Exercise description: Write out all records as given; omit images.

The data:

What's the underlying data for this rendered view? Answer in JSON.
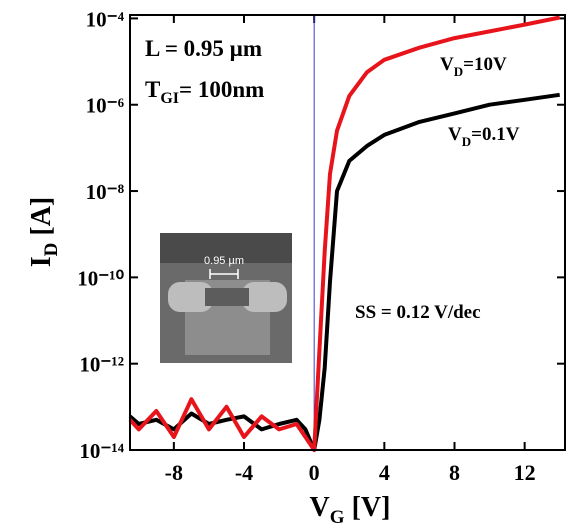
{
  "chart_data": {
    "type": "line",
    "xlabel": {
      "main": "V",
      "sub": "G",
      "unit": " [V]"
    },
    "ylabel": {
      "main": "I",
      "sub": "D",
      "unit": " [A]"
    },
    "annotations": {
      "length": "L = 0.95 µm",
      "tgi_main": "T",
      "tgi_sub": "GI",
      "tgi_rest": "= 100nm",
      "ss": "SS  = 0.12 V/dec",
      "inset_scale": "0.95 µm"
    },
    "log_y": true,
    "xlim": [
      -10.5,
      14.3
    ],
    "ylim": [
      1e-14,
      0.00012
    ],
    "xticks": [
      -8,
      -4,
      0,
      4,
      8,
      12
    ],
    "yticks": [
      {
        "value": 0.0001,
        "label": "10⁻⁴"
      },
      {
        "value": 1e-06,
        "label": "10⁻⁶"
      },
      {
        "value": 1e-08,
        "label": "10⁻⁸"
      },
      {
        "value": 1e-10,
        "label": "10⁻¹⁰"
      },
      {
        "value": 1e-12,
        "label": "10⁻¹²"
      },
      {
        "value": 1e-14,
        "label": "10⁻¹⁴"
      }
    ],
    "x": [
      -10.5,
      -10,
      -9,
      -8,
      -7,
      -6,
      -5,
      -4,
      -3,
      -2,
      -1,
      -0.5,
      0,
      0.3,
      0.6,
      0.9,
      1.3,
      2,
      3,
      4,
      6,
      8,
      10,
      12,
      14
    ],
    "series": [
      {
        "label": {
          "main": "V",
          "sub": "D",
          "rest": "=0.1V"
        },
        "color": "#000000",
        "values": [
          6e-14,
          4e-14,
          5e-14,
          3e-14,
          7e-14,
          4e-14,
          5e-14,
          6e-14,
          3e-14,
          4e-14,
          5e-14,
          3e-14,
          1e-14,
          5e-14,
          8e-13,
          8e-11,
          1e-08,
          5e-08,
          1.1e-07,
          2e-07,
          4e-07,
          6.3e-07,
          1e-06,
          1.3e-06,
          1.7e-06
        ]
      },
      {
        "label": {
          "main": "V",
          "sub": "D",
          "rest": "=10V"
        },
        "color": "#e8141c",
        "values": [
          5e-14,
          3e-14,
          8e-14,
          2e-14,
          1.5e-13,
          3e-14,
          1e-13,
          2e-14,
          6e-14,
          3e-14,
          4e-14,
          2e-14,
          1e-14,
          2e-12,
          4e-10,
          2.5e-08,
          2.5e-07,
          1.6e-06,
          5.6e-06,
          1.1e-05,
          2.1e-05,
          3.5e-05,
          5e-05,
          7.2e-05,
          0.000105
        ]
      }
    ]
  }
}
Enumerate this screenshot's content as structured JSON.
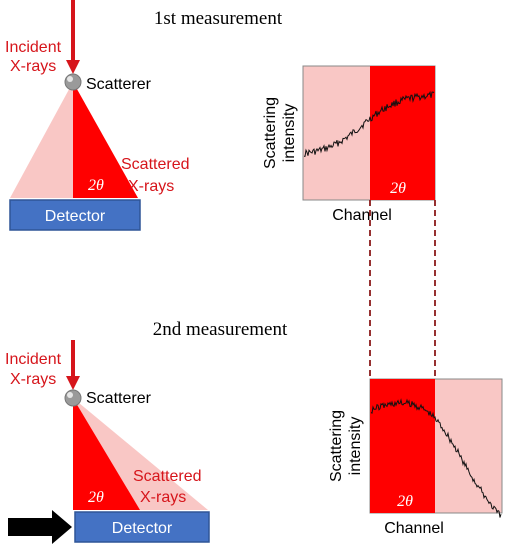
{
  "panels": [
    {
      "title": "1st measurement",
      "incident_label": [
        "Incident",
        "X-rays"
      ],
      "scatterer_label": "Scatterer",
      "scattered_label": [
        "Scattered",
        "X-rays"
      ],
      "angle_label": "2θ",
      "detector_label": "Detector",
      "plot": {
        "ylabel": [
          "Scattering",
          "intensity"
        ],
        "xlabel": "Channel",
        "angle_label": "2θ"
      },
      "detector_shifted": false
    },
    {
      "title": "2nd measurement",
      "incident_label": [
        "Incident",
        "X-rays"
      ],
      "scatterer_label": "Scatterer",
      "scattered_label": [
        "Scattered",
        "X-rays"
      ],
      "angle_label": "2θ",
      "detector_label": "Detector",
      "plot": {
        "ylabel": [
          "Scattering",
          "intensity"
        ],
        "xlabel": "Channel",
        "angle_label": "2θ"
      },
      "detector_shifted": true
    }
  ],
  "colors": {
    "beam": "#d6151b",
    "cone": "#ff0000",
    "cone_light": "#f9c7c5",
    "detector": "#4472c4",
    "detector_border": "#2f5597",
    "text_red": "#d6151b",
    "dashed": "#8b1a1a",
    "trace": "#111111",
    "arrow": "#000000"
  },
  "icons": {
    "scatterer": "sphere-icon",
    "shift_arrow": "arrow-right-icon"
  }
}
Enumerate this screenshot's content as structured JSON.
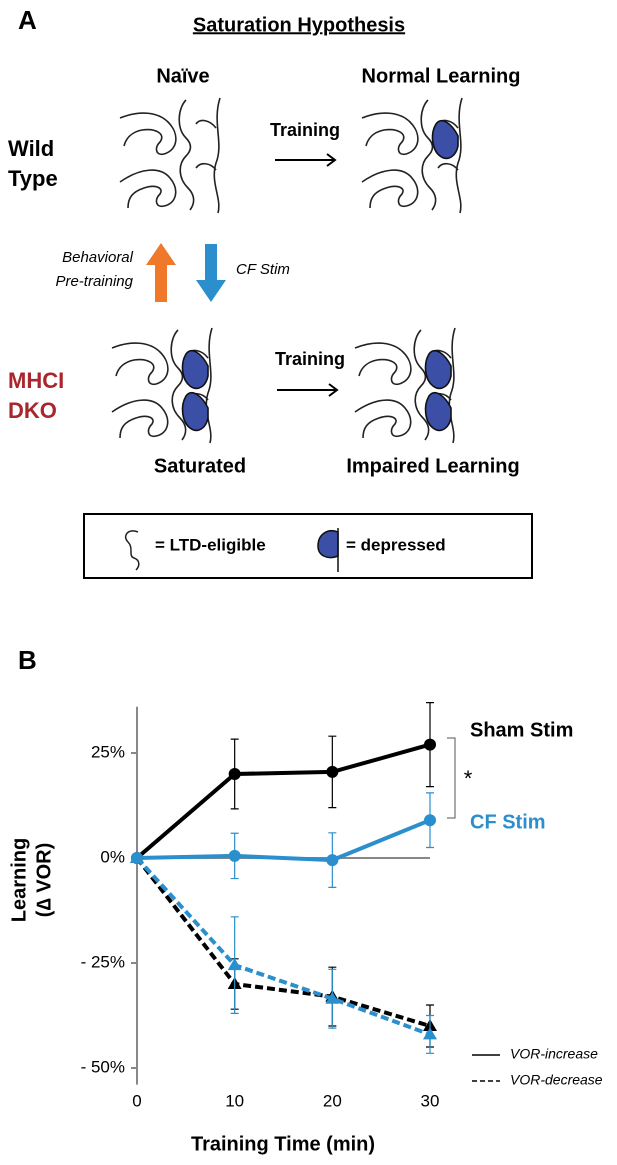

Full output:
What's the underlying data for this rendered view? Answer in JSON.
{
  "chart_data": {
    "type": "line",
    "xlabel": {
      "main": "V",
      "sub": "G",
      "unit": " [V]"
    },
    "ylabel": {
      "main": "I",
      "sub": "D",
      "unit": " [A]"
    },
    "annotations": {
      "length": "L = 0.95 µm",
      "tgi_main": "T",
      "tgi_sub": "GI",
      "tgi_rest": "= 100nm",
      "ss": "SS  = 0.12 V/dec",
      "inset_scale": "0.95 µm"
    },
    "log_y": true,
    "xlim": [
      -10.5,
      14.3
    ],
    "ylim": [
      1e-14,
      0.00012
    ],
    "xticks": [
      -8,
      -4,
      0,
      4,
      8,
      12
    ],
    "yticks": [
      {
        "value": 0.0001,
        "label": "10⁻⁴"
      },
      {
        "value": 1e-06,
        "label": "10⁻⁶"
      },
      {
        "value": 1e-08,
        "label": "10⁻⁸"
      },
      {
        "value": 1e-10,
        "label": "10⁻¹⁰"
      },
      {
        "value": 1e-12,
        "label": "10⁻¹²"
      },
      {
        "value": 1e-14,
        "label": "10⁻¹⁴"
      }
    ],
    "x": [
      -10.5,
      -10,
      -9,
      -8,
      -7,
      -6,
      -5,
      -4,
      -3,
      -2,
      -1,
      -0.5,
      0,
      0.3,
      0.6,
      0.9,
      1.3,
      2,
      3,
      4,
      6,
      8,
      10,
      12,
      14
    ],
    "series": [
      {
        "label": {
          "main": "V",
          "sub": "D",
          "rest": "=0.1V"
        },
        "color": "#000000",
        "values": [
          6e-14,
          4e-14,
          5e-14,
          3e-14,
          7e-14,
          4e-14,
          5e-14,
          6e-14,
          3e-14,
          4e-14,
          5e-14,
          3e-14,
          1e-14,
          5e-14,
          8e-13,
          8e-11,
          1e-08,
          5e-08,
          1.1e-07,
          2e-07,
          4e-07,
          6.3e-07,
          1e-06,
          1.3e-06,
          1.7e-06
        ]
      },
      {
        "label": {
          "main": "V",
          "sub": "D",
          "rest": "=10V"
        },
        "color": "#e8141c",
        "values": [
          5e-14,
          3e-14,
          8e-14,
          2e-14,
          1.5e-13,
          3e-14,
          1e-13,
          2e-14,
          6e-14,
          3e-14,
          4e-14,
          2e-14,
          1e-14,
          2e-12,
          4e-10,
          2.5e-08,
          2.5e-07,
          1.6e-06,
          5.6e-06,
          1.1e-05,
          2.1e-05,
          3.5e-05,
          5e-05,
          7.2e-05,
          0.000105
        ]
      }
    ]
  }
}
Enumerate this screenshot's content as structured JSON.
{
  "panels": [
    {
      "title": "1st measurement",
      "incident_label": [
        "Incident",
        "X-rays"
      ],
      "scatterer_label": "Scatterer",
      "scattered_label": [
        "Scattered",
        "X-rays"
      ],
      "angle_label": "2θ",
      "detector_label": "Detector",
      "plot": {
        "ylabel": [
          "Scattering",
          "intensity"
        ],
        "xlabel": "Channel",
        "angle_label": "2θ"
      },
      "detector_shifted": false
    },
    {
      "title": "2nd measurement",
      "incident_label": [
        "Incident",
        "X-rays"
      ],
      "scatterer_label": "Scatterer",
      "scattered_label": [
        "Scattered",
        "X-rays"
      ],
      "angle_label": "2θ",
      "detector_label": "Detector",
      "plot": {
        "ylabel": [
          "Scattering",
          "intensity"
        ],
        "xlabel": "Channel",
        "angle_label": "2θ"
      },
      "detector_shifted": true
    }
  ],
  "colors": {
    "beam": "#d6151b",
    "cone": "#ff0000",
    "cone_light": "#f9c7c5",
    "detector": "#4472c4",
    "detector_border": "#2f5597",
    "text_red": "#d6151b",
    "dashed": "#8b1a1a",
    "trace": "#111111",
    "arrow": "#000000"
  },
  "icons": {
    "scatterer": "sphere-icon",
    "shift_arrow": "arrow-right-icon"
  }
}
Enumerate this screenshot's content as structured JSON.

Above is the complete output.